WHAT THIS TASK INVOLVES —
Among the entries, which lines carry the string "Canada"? Copy each of them.

======== RECORDS FOR THE TASK

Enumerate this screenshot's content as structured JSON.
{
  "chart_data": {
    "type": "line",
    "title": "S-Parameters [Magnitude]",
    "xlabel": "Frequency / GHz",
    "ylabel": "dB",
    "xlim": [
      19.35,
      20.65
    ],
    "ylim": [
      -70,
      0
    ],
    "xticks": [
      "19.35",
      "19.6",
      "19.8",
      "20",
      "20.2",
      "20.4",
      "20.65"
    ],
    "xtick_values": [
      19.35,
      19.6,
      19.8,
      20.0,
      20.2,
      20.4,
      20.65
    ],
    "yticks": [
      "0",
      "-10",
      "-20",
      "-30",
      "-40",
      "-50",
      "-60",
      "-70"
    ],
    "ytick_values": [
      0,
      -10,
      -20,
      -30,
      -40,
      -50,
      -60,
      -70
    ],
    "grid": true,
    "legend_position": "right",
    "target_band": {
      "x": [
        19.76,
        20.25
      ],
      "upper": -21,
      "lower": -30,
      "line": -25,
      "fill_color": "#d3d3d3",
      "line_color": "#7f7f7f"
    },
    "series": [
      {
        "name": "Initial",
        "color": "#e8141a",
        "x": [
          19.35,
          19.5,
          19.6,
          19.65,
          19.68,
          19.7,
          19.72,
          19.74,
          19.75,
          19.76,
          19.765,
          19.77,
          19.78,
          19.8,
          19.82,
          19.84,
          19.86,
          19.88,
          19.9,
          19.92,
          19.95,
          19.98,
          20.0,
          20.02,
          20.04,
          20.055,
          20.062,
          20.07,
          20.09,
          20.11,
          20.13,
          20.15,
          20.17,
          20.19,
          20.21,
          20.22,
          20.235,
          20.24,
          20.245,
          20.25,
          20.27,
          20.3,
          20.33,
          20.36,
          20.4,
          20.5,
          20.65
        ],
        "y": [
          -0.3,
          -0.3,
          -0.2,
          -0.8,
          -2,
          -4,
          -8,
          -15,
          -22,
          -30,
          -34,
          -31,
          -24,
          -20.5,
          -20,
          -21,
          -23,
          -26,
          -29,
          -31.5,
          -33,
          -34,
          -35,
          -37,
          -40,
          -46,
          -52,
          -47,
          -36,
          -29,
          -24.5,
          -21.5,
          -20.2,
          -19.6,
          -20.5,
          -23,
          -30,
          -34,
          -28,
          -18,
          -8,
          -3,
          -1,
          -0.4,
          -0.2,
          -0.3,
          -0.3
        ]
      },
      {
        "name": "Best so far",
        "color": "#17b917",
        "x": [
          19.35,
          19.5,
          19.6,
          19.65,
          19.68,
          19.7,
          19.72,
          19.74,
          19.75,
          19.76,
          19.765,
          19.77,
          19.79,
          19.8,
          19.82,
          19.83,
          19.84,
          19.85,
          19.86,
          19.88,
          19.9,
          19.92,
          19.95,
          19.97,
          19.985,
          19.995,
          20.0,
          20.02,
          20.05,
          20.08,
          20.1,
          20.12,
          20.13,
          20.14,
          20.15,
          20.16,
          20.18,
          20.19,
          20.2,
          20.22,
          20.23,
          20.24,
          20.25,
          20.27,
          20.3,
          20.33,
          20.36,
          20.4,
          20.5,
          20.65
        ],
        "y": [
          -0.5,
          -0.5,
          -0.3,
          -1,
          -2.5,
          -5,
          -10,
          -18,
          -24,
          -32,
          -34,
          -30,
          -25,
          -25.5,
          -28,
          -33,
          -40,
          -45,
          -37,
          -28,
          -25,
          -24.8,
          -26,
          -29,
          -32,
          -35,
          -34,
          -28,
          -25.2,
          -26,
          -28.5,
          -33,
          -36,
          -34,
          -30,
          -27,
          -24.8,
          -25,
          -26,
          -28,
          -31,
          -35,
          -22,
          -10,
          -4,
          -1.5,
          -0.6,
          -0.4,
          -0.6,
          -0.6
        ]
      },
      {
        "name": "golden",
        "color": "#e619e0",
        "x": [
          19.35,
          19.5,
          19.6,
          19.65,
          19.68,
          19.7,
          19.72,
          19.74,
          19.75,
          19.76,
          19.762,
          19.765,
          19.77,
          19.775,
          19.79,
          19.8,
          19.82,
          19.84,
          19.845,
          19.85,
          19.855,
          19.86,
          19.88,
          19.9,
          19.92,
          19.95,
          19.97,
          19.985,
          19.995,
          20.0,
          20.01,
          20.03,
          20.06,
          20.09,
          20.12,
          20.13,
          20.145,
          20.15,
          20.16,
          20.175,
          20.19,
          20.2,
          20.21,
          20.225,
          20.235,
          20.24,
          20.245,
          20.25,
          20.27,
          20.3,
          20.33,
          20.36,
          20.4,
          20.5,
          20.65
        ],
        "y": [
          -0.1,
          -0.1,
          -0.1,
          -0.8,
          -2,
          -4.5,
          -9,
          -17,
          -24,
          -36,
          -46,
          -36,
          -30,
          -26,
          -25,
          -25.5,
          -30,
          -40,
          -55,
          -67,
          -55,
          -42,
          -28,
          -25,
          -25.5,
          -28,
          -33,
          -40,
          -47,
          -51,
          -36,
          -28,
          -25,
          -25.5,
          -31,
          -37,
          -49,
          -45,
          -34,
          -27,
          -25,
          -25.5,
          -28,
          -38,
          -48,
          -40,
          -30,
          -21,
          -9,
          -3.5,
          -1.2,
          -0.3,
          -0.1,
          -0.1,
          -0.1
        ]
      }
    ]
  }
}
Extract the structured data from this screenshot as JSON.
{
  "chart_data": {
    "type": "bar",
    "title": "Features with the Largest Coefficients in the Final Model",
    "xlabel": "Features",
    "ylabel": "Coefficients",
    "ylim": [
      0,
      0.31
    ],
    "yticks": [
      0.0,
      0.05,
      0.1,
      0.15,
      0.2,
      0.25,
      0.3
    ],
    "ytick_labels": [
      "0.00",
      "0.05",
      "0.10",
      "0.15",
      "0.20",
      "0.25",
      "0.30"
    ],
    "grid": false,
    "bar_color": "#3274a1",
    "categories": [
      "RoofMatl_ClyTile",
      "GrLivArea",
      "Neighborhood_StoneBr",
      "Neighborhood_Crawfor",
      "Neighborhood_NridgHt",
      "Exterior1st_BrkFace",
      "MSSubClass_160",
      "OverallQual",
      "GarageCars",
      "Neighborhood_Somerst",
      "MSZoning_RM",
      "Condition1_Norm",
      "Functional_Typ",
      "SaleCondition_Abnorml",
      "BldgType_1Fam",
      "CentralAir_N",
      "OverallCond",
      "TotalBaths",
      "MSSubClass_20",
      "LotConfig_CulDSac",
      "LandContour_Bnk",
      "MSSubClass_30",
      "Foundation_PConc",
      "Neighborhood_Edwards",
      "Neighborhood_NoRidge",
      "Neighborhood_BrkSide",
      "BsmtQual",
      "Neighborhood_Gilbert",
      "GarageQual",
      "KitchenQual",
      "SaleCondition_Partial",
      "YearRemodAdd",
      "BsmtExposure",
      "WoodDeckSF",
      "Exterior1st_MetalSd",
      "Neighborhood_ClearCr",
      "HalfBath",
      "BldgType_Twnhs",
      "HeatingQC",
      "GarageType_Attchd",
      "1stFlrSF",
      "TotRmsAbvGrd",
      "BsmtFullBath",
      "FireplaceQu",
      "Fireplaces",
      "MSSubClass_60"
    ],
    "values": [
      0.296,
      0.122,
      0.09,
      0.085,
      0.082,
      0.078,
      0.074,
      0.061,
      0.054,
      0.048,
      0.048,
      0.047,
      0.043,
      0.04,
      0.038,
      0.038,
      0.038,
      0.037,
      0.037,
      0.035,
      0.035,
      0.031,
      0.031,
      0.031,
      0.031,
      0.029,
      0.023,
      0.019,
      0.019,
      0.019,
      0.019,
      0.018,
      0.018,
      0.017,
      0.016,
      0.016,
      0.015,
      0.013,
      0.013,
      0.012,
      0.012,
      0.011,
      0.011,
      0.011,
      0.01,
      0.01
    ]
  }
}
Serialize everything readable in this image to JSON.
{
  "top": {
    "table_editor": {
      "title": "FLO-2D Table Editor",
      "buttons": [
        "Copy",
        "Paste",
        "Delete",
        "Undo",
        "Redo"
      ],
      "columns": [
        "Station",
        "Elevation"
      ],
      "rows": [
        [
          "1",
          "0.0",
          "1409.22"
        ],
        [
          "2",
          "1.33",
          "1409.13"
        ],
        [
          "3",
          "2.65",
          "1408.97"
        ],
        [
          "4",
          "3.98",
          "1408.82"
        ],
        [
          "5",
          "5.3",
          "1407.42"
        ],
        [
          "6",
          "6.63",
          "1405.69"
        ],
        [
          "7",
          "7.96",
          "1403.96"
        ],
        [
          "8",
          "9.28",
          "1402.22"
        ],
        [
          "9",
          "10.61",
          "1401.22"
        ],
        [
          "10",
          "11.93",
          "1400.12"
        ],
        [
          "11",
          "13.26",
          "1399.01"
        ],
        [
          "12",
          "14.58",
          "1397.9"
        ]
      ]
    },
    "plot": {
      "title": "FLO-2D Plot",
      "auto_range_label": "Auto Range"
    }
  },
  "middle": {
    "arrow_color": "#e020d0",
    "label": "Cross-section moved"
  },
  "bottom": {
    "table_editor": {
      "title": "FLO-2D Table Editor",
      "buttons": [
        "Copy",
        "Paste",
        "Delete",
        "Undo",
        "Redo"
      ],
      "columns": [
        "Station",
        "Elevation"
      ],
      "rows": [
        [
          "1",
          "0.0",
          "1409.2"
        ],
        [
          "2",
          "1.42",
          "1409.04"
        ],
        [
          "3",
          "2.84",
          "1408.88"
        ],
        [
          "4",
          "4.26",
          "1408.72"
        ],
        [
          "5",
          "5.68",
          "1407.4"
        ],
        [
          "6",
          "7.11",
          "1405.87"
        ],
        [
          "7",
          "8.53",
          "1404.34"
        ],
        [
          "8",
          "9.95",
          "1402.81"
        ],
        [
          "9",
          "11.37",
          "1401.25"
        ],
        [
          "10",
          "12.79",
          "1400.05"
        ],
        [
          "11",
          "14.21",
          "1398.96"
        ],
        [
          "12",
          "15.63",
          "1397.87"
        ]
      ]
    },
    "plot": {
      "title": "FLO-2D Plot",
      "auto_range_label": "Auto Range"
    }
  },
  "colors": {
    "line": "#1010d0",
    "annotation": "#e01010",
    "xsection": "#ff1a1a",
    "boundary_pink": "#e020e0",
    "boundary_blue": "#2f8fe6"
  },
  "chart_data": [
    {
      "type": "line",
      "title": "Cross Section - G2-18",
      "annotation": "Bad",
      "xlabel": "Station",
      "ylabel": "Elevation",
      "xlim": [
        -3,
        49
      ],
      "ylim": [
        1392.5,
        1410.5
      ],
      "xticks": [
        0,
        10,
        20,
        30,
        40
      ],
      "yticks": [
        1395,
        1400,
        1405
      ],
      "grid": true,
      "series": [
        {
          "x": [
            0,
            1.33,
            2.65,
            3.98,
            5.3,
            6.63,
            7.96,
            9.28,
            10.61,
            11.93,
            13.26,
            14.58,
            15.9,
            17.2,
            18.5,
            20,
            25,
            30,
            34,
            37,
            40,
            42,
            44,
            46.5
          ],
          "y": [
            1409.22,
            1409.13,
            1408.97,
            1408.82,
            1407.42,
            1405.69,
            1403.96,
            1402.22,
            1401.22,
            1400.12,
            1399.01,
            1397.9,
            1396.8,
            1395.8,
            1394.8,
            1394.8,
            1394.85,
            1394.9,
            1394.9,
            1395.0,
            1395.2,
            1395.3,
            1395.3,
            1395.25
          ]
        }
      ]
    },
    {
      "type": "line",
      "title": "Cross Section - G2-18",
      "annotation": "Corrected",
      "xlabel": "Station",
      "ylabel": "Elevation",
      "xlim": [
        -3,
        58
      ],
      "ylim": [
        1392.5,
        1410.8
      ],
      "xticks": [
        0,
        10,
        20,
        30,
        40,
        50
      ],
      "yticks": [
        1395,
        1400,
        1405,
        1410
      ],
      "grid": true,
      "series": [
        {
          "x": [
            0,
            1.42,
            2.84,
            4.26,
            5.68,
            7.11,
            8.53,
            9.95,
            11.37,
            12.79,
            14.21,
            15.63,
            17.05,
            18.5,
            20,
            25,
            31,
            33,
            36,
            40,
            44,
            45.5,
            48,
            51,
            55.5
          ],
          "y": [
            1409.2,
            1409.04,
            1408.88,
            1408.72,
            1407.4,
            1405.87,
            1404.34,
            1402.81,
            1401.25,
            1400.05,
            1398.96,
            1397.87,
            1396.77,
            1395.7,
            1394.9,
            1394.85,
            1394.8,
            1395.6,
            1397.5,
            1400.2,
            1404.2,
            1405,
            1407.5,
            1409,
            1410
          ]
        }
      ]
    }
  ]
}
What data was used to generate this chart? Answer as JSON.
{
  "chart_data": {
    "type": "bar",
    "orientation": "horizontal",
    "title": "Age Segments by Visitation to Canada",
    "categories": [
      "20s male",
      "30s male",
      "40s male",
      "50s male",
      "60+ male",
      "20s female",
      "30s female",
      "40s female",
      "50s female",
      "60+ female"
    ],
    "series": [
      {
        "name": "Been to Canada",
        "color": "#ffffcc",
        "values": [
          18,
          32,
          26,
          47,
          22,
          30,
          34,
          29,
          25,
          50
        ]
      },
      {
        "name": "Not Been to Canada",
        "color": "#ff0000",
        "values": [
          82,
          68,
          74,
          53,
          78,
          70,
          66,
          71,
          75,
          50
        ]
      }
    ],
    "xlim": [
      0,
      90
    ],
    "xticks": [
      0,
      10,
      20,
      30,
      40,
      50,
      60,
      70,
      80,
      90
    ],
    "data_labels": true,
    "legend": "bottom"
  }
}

================

ANSWER TO THE PROBLEM —
    "title": "Age Segments by Visitation to Canada",
        "name": "Been to Canada",
        "name": "Not Been to Canada",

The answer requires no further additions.